Written problem: Please replace "x-tick-label" with "x-axis-label" in everything from the line containing "What elements are" down to the line containing "Output each element", keeping all else unchanged and omitting the pictures.

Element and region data
[Begin]

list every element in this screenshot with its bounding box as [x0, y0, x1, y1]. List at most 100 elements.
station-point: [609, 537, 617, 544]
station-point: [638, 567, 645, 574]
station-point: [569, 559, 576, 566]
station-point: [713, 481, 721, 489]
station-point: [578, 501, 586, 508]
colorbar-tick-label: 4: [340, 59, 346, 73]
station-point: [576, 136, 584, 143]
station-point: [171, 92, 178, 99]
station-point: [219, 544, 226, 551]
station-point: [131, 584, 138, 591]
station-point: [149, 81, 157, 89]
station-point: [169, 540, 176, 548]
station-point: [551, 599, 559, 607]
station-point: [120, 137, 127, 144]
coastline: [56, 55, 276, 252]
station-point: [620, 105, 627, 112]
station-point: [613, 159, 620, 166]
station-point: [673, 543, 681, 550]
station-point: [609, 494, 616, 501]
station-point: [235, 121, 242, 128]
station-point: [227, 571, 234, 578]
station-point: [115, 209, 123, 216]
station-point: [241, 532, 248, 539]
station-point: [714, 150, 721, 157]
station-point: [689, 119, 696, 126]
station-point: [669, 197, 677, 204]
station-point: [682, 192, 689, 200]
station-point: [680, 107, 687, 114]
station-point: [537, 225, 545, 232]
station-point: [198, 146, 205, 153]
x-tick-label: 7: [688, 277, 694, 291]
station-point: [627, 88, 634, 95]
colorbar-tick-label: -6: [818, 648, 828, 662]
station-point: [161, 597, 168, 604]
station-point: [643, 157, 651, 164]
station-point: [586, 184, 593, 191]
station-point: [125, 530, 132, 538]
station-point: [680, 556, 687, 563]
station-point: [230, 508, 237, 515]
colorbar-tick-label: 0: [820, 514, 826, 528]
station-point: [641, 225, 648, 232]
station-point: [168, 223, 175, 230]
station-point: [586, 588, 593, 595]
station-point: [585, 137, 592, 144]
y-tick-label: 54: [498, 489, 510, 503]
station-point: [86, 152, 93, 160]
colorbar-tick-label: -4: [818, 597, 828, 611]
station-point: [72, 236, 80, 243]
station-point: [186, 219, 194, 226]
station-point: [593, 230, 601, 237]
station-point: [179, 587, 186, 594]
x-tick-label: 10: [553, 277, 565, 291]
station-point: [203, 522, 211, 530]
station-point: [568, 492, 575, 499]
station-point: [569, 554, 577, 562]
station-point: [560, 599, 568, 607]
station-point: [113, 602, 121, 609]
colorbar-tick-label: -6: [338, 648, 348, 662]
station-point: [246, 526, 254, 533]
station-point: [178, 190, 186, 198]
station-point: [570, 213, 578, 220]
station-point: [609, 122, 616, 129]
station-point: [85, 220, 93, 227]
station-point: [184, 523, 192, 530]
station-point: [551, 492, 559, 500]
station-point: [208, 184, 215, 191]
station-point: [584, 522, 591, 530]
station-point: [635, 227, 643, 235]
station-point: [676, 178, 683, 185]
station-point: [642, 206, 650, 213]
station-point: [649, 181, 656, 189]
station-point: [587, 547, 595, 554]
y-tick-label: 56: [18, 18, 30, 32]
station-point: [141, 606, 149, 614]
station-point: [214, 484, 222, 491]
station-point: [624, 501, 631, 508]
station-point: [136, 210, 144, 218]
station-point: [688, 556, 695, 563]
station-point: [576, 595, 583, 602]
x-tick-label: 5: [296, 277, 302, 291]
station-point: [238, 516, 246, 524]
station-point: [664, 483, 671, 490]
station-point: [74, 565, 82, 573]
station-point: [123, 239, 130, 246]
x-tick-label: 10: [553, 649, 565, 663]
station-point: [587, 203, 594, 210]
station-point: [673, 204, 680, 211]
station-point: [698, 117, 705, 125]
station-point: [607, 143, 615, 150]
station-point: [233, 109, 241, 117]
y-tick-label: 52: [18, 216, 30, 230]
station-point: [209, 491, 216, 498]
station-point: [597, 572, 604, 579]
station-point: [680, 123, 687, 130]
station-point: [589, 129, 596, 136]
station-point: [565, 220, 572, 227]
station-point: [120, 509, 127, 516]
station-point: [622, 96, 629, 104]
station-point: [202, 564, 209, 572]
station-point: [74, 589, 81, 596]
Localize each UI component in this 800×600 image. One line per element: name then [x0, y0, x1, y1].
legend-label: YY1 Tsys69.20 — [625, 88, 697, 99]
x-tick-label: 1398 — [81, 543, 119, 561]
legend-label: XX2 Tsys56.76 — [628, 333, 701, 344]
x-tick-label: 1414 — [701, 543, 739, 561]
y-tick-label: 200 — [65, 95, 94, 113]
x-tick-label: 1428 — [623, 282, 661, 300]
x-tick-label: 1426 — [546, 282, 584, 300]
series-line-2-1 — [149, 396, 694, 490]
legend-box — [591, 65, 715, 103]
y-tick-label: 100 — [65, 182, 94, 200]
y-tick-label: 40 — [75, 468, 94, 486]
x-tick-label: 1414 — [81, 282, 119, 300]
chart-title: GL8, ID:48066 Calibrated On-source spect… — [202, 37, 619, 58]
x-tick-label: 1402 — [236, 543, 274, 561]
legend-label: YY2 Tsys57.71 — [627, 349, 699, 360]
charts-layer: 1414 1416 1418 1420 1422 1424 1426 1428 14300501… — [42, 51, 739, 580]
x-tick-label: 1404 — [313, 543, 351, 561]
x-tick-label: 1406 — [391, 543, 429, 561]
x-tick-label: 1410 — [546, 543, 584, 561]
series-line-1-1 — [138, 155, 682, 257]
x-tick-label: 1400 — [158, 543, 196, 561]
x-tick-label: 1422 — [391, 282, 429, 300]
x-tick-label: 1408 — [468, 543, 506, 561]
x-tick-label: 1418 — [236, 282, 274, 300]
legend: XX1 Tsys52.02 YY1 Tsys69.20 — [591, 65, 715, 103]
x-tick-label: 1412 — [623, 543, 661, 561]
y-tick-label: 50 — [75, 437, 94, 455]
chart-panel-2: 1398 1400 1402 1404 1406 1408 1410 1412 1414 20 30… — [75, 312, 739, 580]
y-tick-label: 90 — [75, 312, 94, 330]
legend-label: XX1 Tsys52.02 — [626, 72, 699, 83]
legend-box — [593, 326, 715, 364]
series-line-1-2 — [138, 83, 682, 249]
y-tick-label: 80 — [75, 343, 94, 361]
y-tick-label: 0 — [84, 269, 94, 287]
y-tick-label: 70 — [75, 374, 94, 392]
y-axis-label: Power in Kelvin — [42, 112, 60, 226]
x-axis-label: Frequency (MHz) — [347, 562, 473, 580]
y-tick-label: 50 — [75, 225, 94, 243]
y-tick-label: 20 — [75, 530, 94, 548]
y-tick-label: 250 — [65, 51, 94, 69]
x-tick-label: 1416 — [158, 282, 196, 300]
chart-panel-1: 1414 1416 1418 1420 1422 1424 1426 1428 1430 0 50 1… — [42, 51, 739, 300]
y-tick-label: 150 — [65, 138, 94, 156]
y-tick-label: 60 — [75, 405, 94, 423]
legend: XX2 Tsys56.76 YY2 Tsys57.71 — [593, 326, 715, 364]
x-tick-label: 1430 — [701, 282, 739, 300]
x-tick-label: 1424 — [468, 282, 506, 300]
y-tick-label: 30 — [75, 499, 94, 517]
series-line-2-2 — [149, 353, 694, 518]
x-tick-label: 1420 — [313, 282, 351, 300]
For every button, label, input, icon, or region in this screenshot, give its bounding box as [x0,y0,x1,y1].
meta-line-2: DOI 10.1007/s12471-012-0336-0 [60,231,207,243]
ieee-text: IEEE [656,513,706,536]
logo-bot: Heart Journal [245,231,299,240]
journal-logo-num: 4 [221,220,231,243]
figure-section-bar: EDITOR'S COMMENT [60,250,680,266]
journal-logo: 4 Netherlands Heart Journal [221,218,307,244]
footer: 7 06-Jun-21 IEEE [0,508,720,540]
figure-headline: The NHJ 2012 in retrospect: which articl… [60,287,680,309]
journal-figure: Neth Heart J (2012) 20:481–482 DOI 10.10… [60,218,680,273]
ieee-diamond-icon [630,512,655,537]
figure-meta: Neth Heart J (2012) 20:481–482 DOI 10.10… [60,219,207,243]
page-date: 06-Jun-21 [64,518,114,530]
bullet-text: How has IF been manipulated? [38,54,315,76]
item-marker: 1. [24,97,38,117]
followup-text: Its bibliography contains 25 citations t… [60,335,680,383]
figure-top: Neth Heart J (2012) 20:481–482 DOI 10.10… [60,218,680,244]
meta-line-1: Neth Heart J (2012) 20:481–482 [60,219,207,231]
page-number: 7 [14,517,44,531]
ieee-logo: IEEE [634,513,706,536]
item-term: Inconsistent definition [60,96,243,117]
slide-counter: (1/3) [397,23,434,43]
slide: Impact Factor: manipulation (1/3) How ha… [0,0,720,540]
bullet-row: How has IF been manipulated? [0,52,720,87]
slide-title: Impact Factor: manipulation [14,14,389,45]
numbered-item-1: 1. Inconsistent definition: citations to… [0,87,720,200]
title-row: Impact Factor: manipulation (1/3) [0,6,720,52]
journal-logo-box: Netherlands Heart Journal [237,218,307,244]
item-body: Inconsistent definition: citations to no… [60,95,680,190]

[End]
[Begin]

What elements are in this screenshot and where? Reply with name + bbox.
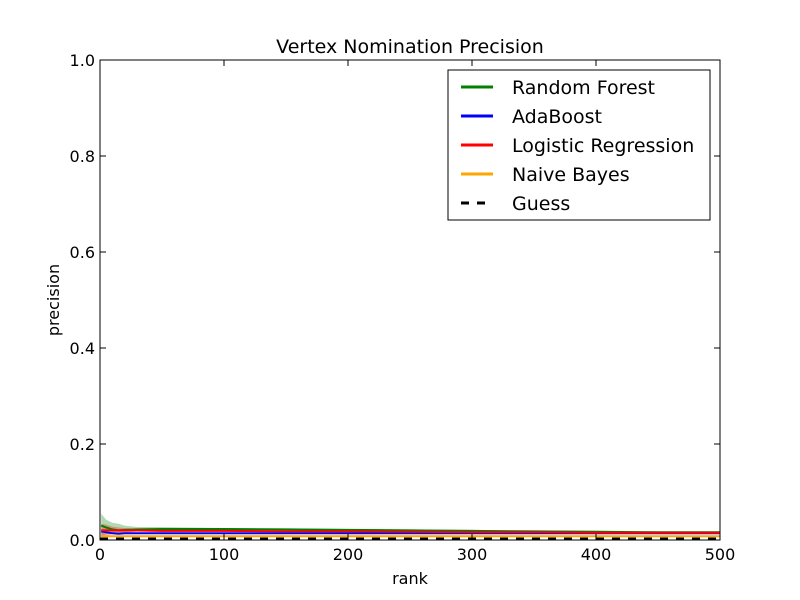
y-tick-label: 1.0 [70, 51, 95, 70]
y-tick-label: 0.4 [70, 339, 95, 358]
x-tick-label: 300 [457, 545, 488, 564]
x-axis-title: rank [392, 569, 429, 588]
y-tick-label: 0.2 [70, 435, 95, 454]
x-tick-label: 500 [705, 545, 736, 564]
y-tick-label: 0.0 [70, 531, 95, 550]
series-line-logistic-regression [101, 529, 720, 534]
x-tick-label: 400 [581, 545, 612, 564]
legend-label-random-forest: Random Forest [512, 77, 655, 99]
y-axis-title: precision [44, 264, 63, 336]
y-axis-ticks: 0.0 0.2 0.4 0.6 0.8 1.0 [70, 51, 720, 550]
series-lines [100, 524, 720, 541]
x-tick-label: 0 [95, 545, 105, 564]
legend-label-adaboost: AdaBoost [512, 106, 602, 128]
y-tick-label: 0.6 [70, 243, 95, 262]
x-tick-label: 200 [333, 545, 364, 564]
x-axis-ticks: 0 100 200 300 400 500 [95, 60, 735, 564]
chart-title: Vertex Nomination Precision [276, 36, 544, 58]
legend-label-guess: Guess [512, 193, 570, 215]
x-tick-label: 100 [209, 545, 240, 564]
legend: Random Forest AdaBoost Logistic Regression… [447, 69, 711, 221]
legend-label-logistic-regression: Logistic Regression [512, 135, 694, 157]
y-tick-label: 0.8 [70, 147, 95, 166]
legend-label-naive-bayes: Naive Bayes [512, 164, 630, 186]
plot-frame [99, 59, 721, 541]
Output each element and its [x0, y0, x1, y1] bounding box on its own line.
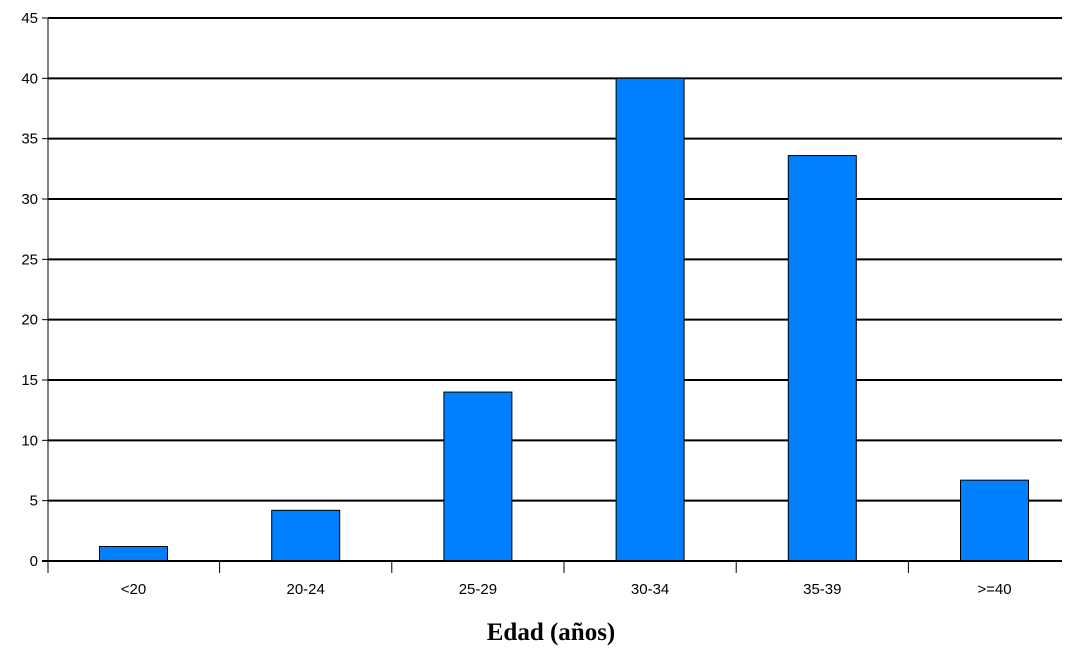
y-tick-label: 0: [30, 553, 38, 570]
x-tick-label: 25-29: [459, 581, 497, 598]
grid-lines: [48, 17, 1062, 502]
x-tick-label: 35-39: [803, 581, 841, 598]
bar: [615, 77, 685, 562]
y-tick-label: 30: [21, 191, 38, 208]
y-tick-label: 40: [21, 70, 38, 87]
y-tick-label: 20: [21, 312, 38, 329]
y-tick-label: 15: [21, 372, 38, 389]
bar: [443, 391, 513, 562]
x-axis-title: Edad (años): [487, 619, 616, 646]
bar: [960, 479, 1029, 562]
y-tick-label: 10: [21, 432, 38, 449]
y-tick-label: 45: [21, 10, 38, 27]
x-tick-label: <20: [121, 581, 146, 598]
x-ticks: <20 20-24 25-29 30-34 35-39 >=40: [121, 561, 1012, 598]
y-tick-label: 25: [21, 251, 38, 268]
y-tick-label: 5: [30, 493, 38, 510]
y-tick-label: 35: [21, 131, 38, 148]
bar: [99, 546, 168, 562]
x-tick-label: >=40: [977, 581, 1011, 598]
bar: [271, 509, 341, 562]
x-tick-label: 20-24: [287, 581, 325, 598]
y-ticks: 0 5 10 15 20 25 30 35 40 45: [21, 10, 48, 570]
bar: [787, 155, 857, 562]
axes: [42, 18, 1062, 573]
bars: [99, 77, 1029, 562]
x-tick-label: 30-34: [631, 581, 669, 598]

[End]

Answer below:
What elements are in this screenshot and where? Reply with name + bbox.
y-tick-label: 1.0 [70, 51, 95, 70]
y-tick-label: 0.4 [70, 339, 95, 358]
x-axis-label: 300 [457, 545, 488, 564]
x-axis-title: rank [392, 569, 429, 588]
y-tick-label: 0.2 [70, 435, 95, 454]
x-axis-label: 500 [705, 545, 736, 564]
y-tick-label: 0.0 [70, 531, 95, 550]
series-line-logistic-regression [101, 529, 720, 534]
x-axis-label: 400 [581, 545, 612, 564]
legend-label-random-forest: Random Forest [512, 77, 655, 99]
y-axis-title: precision [44, 264, 63, 336]
y-axis-ticks: 0.0 0.2 0.4 0.6 0.8 1.0 [70, 51, 720, 550]
series-lines [100, 524, 720, 541]
x-axis-label: 0 [95, 545, 105, 564]
legend-label-adaboost: AdaBoost [512, 106, 602, 128]
y-tick-label: 0.6 [70, 243, 95, 262]
x-axis-label: 200 [333, 545, 364, 564]
x-axis-ticks: 0 100 200 300 400 500 [95, 60, 735, 564]
chart-title: Vertex Nomination Precision [276, 36, 544, 58]
legend-label-guess: Guess [512, 193, 570, 215]
x-axis-label: 100 [209, 545, 240, 564]
legend: Random Forest AdaBoost Logistic Regression… [447, 69, 711, 221]
legend-label-logistic-regression: Logistic Regression [512, 135, 694, 157]
y-tick-label: 0.8 [70, 147, 95, 166]
legend-label-naive-bayes: Naive Bayes [512, 164, 630, 186]
plot-frame [99, 59, 721, 541]
Output each element and its [x0, y0, x1, y1] bounding box on its own line.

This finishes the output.